SET EXERCISE: Lines that hold the word "tartare" should be located and copied.
++++ MATERIALS PROVIDED
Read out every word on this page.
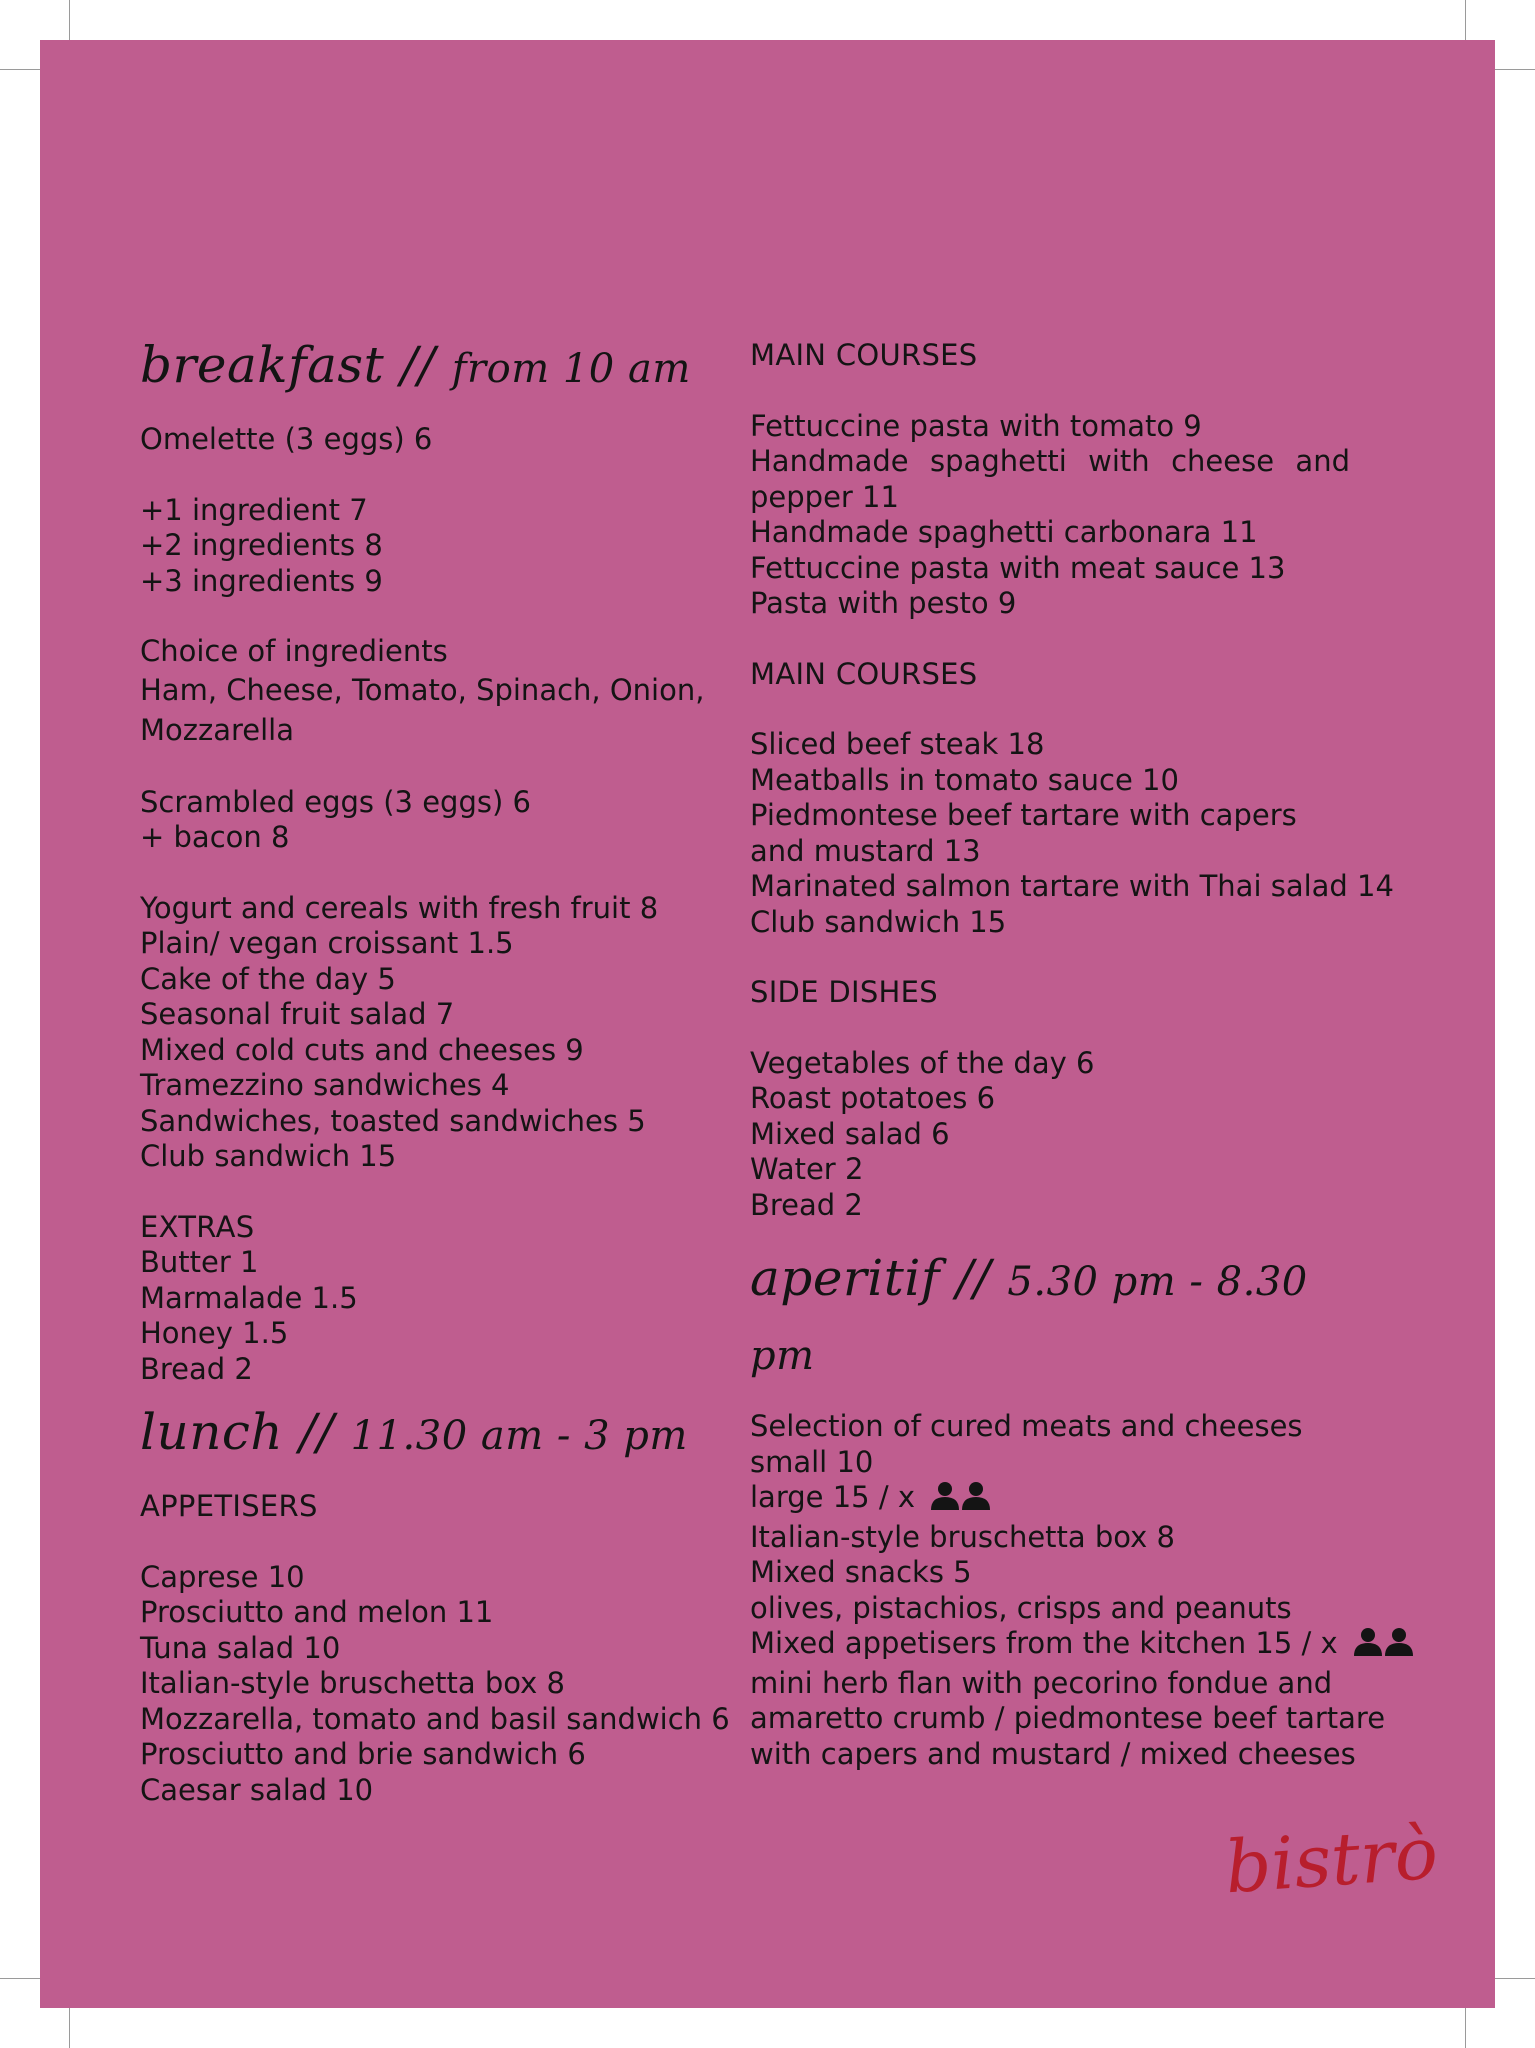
breakfast // from 10 am
Omelette (3 eggs) 6
+1 ingredient 7
+2 ingredients 8
+3 ingredients 9
Choice of ingredients
Ham, Cheese, Tomato, Spinach, Onion,
Mozzarella
Scrambled eggs (3 eggs) 6
+ bacon 8
Yogurt and cereals with fresh fruit 8
Plain/ vegan croissant 1.5
Cake of the day 5
Seasonal fruit salad 7
Mixed cold cuts and cheeses 9
Tramezzino sandwiches 4
Sandwiches, toasted sandwiches 5
Club sandwich 15
EXTRAS
Butter 1
Marmalade 1.5
Honey 1.5
Bread 2
lunch // 11.30 am - 3 pm
APPETISERS
Caprese 10
Prosciutto and melon 11
Tuna salad 10
Italian-style bruschetta box 8
Mozzarella, tomato and basil sandwich 6
Prosciutto and brie sandwich 6
Caesar salad 10
MAIN COURSES
Fettuccine pasta with tomato 9
Handmade spaghetti with cheese and pepper 11
Handmade spaghetti carbonara 11
Fettuccine pasta with meat sauce 13
Pasta with pesto 9
MAIN COURSES
Sliced beef steak 18
Meatballs in tomato sauce 10
Piedmontese beef tartare with capers and mustard 13
Marinated salmon tartare with Thai salad 14
Club sandwich 15
SIDE DISHES
Vegetables of the day 6
Roast potatoes 6
Mixed salad 6
Water 2
Bread 2
aperitif // 5.30 pm - 8.30 pm
Selection of cured meats and cheeses
small 10
large 15 / x
Italian-style bruschetta box 8
Mixed snacks 5
olives, pistachios, crisps and peanuts
Mixed appetisers from the kitchen 15 / x
mini herb flan with pecorino fondue and
amaretto crumb / piedmontese beef tartare
with capers and mustard / mixed cheeses
bistrò
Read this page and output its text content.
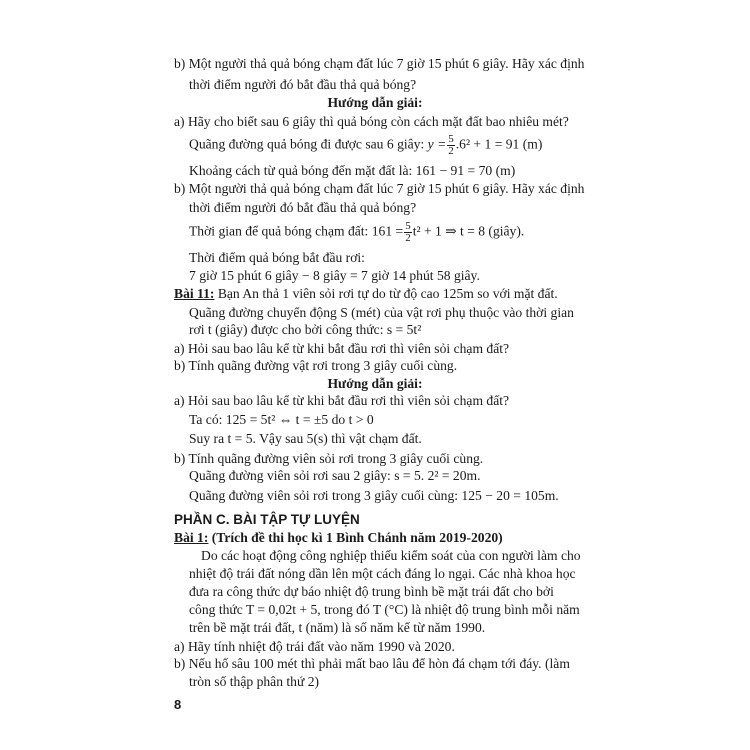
b) Một người thả quả bóng chạm đất lúc 7 giờ 15 phút 6 giây. Hãy xác định
thời điểm người đó bắt đầu thả quả bóng?
Hướng dẫn giải:
a) Hãy cho biết sau 6 giây thì quả bóng còn cách mặt đất bao nhiêu mét?
Quãng đường quả bóng đi được sau 6 giây: $y = \frac{5}{2} .6^2 + 1 = 91$ (m)
Khoảng cách từ quả bóng đến mặt đất là: 161 − 91 = 70 (m)
b) Một người thả quả bóng chạm đất lúc 7 giờ 15 phút 6 giây. Hãy xác định
thời điểm người đó bắt đầu thả quả bóng?
Thời gian để quả bóng chạm đất: $161 = \frac{5}{2} t^2 + 1$ ⇒ t = 8 (giây).
Thời điểm quả bóng bắt đầu rơi:
7 giờ 15 phút 6 giây − 8 giây = 7 giờ 14 phút 58 giây.
Bài 11: Bạn An thả 1 viên sỏi rơi tự do từ độ cao 125m so với mặt đất.
Quãng đường chuyển động S (mét) của vật rơi phụ thuộc vào thời gian
rơi t (giây) được cho bởi công thức: s = 5t²
a) Hỏi sau bao lâu kể từ khi bắt đầu rơi thì viên sỏi chạm đất?
b) Tính quãng đường vật rơi trong 3 giây cuối cùng.
Hướng dẫn giải:
a) Hỏi sau bao lâu kể từ khi bắt đầu rơi thì viên sỏi chạm đất?
Ta có: 125 = 5t² ⇔ t = ±5 do t > 0
Suy ra t = 5. Vậy sau 5(s) thì vật chạm đất.
b) Tính quãng đường viên sỏi rơi trong 3 giây cuối cùng.
Quãng đường viên sỏi rơi sau 2 giây: s = 5. 2² = 20m.
Quãng đường viên sỏi rơi trong 3 giây cuối cùng: 125 − 20 = 105m.
PHẦN C. BÀI TẬP TỰ LUYỆN
Bài 1: (Trích đề thi học kì 1 Bình Chánh năm 2019-2020)
Do các hoạt động công nghiệp thiếu kiểm soát của con người làm cho
nhiệt độ trái đất nóng dần lên một cách đáng lo ngại. Các nhà khoa học
đưa ra công thức dự báo nhiệt độ trung bình bề mặt trái đất cho bởi
công thức T = 0,02t + 5, trong đó T (°C) là nhiệt độ trung bình mỗi năm
trên bề mặt trái đất, t (năm) là số năm kể từ năm 1990.
a) Hãy tính nhiệt độ trái đất vào năm 1990 và 2020.
b) Nếu hố sâu 100 mét thì phải mất bao lâu để hòn đá chạm tới đáy. (làm
tròn số thập phân thứ 2)
8
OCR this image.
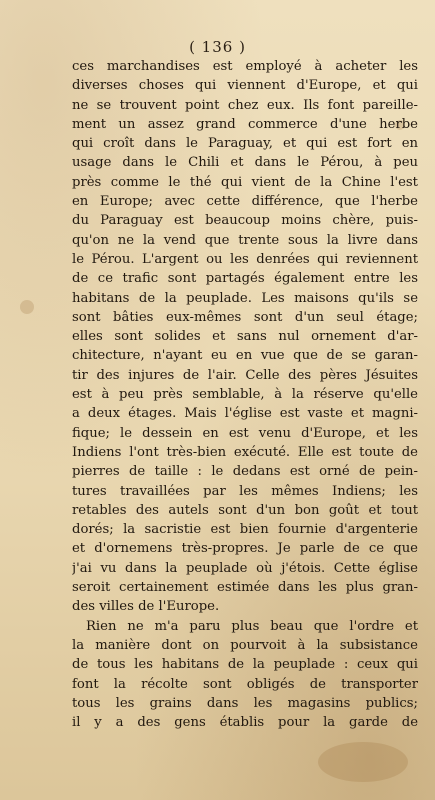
( 136 )
ces marchandises est employé à acheter les
diverses choses qui viennent d'Europe, et qui
ne se trouvent point chez eux. Ils font pareille-
ment un assez grand commerce d'une herbe
qui croît dans le Paraguay, et qui est fort en
usage dans le Chili et dans le Pérou, à peu
près comme le thé qui vient de la Chine l'est
en Europe; avec cette différence, que l'herbe
du Paraguay est beaucoup moins chère, puis-
qu'on ne la vend que trente sous la livre dans
le Pérou. L'argent ou les denrées qui reviennent
de ce trafic sont partagés également entre les
habitans de la peuplade. Les maisons qu'ils se
sont bâties eux-mêmes sont d'un seul étage;
elles sont solides et sans nul ornement d'ar-
chitecture, n'ayant eu en vue que de se garan-
tir des injures de l'air. Celle des pères Jésuites
est à peu près semblable, à la réserve qu'elle
a deux étages. Mais l'église est vaste et magni-
fique; le dessein en est venu d'Europe, et les
Indiens l'ont très-bien exécuté. Elle est toute de
pierres de taille : le dedans est orné de pein-
tures travaillées par les mêmes Indiens; les
retables des autels sont d'un bon goût et tout
dorés; la sacristie est bien fournie d'argenterie
et d'ornemens très-propres. Je parle de ce que
j'ai vu dans la peuplade où j'étois. Cette église
seroit certainement estimée dans les plus gran-
des villes de l'Europe.
Rien ne m'a paru plus beau que l'ordre et
la manière dont on pourvoit à la subsistance
de tous les habitans de la peuplade : ceux qui
font la récolte sont obligés de transporter
tous les grains dans les magasins publics;
il y a des gens établis pour la garde de
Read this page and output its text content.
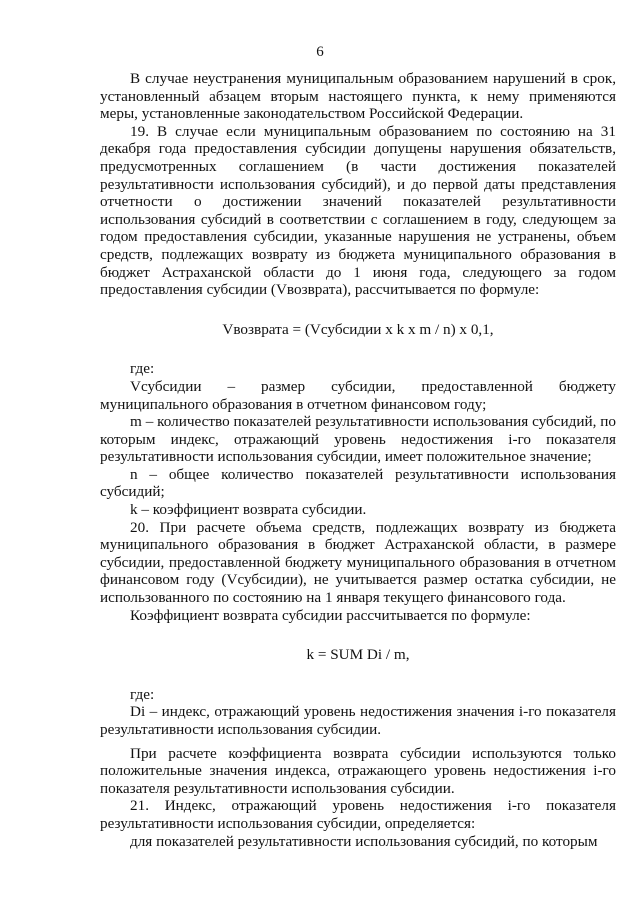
6

В случае неустранения муниципальным образованием нарушений в срок, установленный абзацем вторым настоящего пункта, к нему применяются меры, установленные законодательством Российской Федерации.

19. В случае если муниципальным образованием по состоянию на 31 декабря года предоставления субсидии допущены нарушения обязательств, предусмотренных соглашением (в части достижения показателей результативности использования субсидий), и до первой даты представления отчетности о достижении значений показателей результативности использования субсидий в соответствии с соглашением в году, следующем за годом предоставления субсидии, указанные нарушения не устранены, объем средств, подлежащих возврату из бюджета муниципального образования в бюджет Астраханской области до 1 июня года, следующего за годом предоставления субсидии (Vвозврата), рассчитывается по формуле:

Vвозврата = (Vсубсидии x k x m / n) x 0,1,

где:

Vсубсидии – размер субсидии, предоставленной бюджету муниципального образования в отчетном финансовом году;

m – количество показателей результативности использования субсидий, по которым индекс, отражающий уровень недостижения i-го показателя результативности использования субсидии, имеет положительное значение;

n – общее количество показателей результативности использования субсидий;

k – коэффициент возврата субсидии.

20. При расчете объема средств, подлежащих возврату из бюджета муниципального образования в бюджет Астраханской области, в размере субсидии, предоставленной бюджету муниципального образования в отчетном финансовом году (Vсубсидии), не учитывается размер остатка субсидии, не использованного по состоянию на 1 января текущего финансового года.

Коэффициент возврата субсидии рассчитывается по формуле:

k = SUM Di / m,

где:

Di – индекс, отражающий уровень недостижения значения i-го показателя результативности использования субсидии.

При расчете коэффициента возврата субсидии используются только положительные значения индекса, отражающего уровень недостижения i-го показателя результативности использования субсидии.

21. Индекс, отражающий уровень недостижения i-го показателя результативности использования субсидии, определяется:

для показателей результативности использования субсидий, по которым
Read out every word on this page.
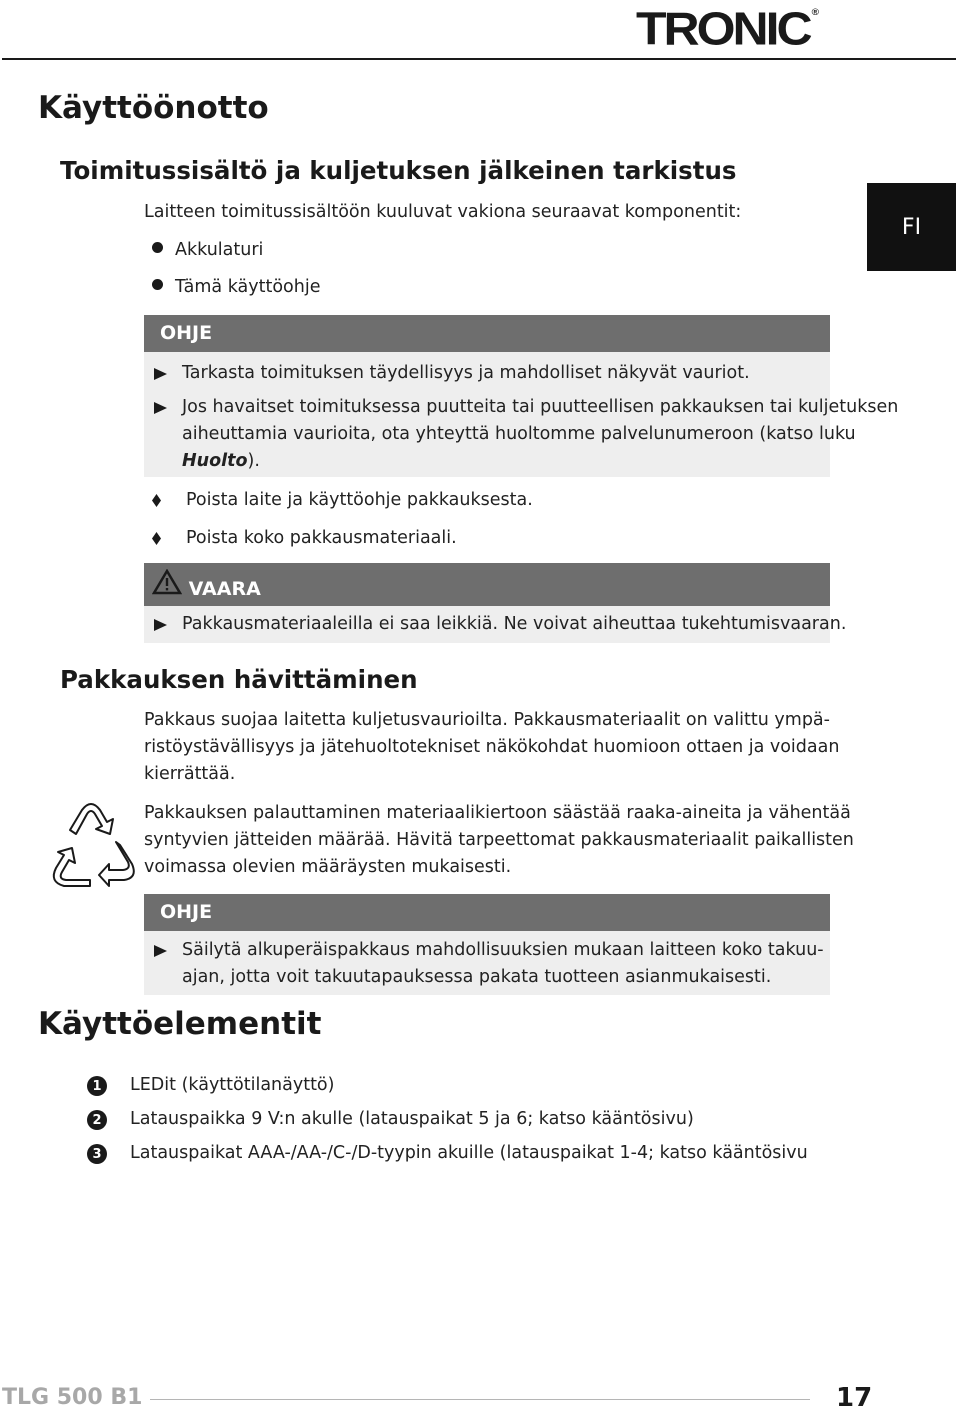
TRONIC ®
FI
Käyttöönotto
Toimitussisältö ja kuljetuksen jälkeinen tarkistus

Laitteen toimitussisältöön kuuluvat vakiona seuraavat komponentit:

Akkulaturi
Tämä käyttöohje
OHJE
Tarkasta toimituksen täydellisyys ja mahdolliset näkyvät vauriot.
Jos havaitset toimituksessa puutteita tai puutteellisen pakkauksen tai kuljetuksen
aiheuttamia vaurioita, ota yhteyttä huoltomme palvelunumeroon (katso luku
Huolto).
Poista laite ja käyttöohje pakkauksesta.
Poista koko pakkausmateriaali.
VAARA
Pakkausmateriaaleilla ei saa leikkiä. Ne voivat aiheuttaa tukehtumisvaaran.
Pakkauksen hävittäminen

Pakkaus suojaa laitetta kuljetusvaurioilta. Pakkausmateriaalit on valittu ympä-

ristöystävällisyys ja jätehuoltotekniset näkökohdat huomioon ottaen ja voidaan

kierrättää.

Pakkauksen palauttaminen materiaalikiertoon säästää raaka-aineita ja vähentää

syntyvien jätteiden määrää. Hävitä tarpeettomat pakkausmateriaalit paikallisten

voimassa olevien määräysten mukaisesti.

OHJE
Säilytä alkuperäispakkaus mahdollisuuksien mukaan laitteen koko takuu-
ajan, jotta voit takuutapauksessa pakata tuotteen asianmukaisesti.
Käyttöelementit
1	LEDit (käyttötilanäyttö)
2	Latauspaikka 9 V:n akulle (latauspaikat 5 ja 6; katso kääntösivu)
3	Latauspaikat AAA-/AA-/C-/D-tyypin akuille (latauspaikat 1-4; katso kääntösivu
TLG 500 B1	17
++++++++
ANSWER TO THIS EXERCISE:
Piedmontese beef tartare with capers and mustard 13
Marinated salmon tartare with Thai salad 14
amaretto crumb / piedmontese beef tartare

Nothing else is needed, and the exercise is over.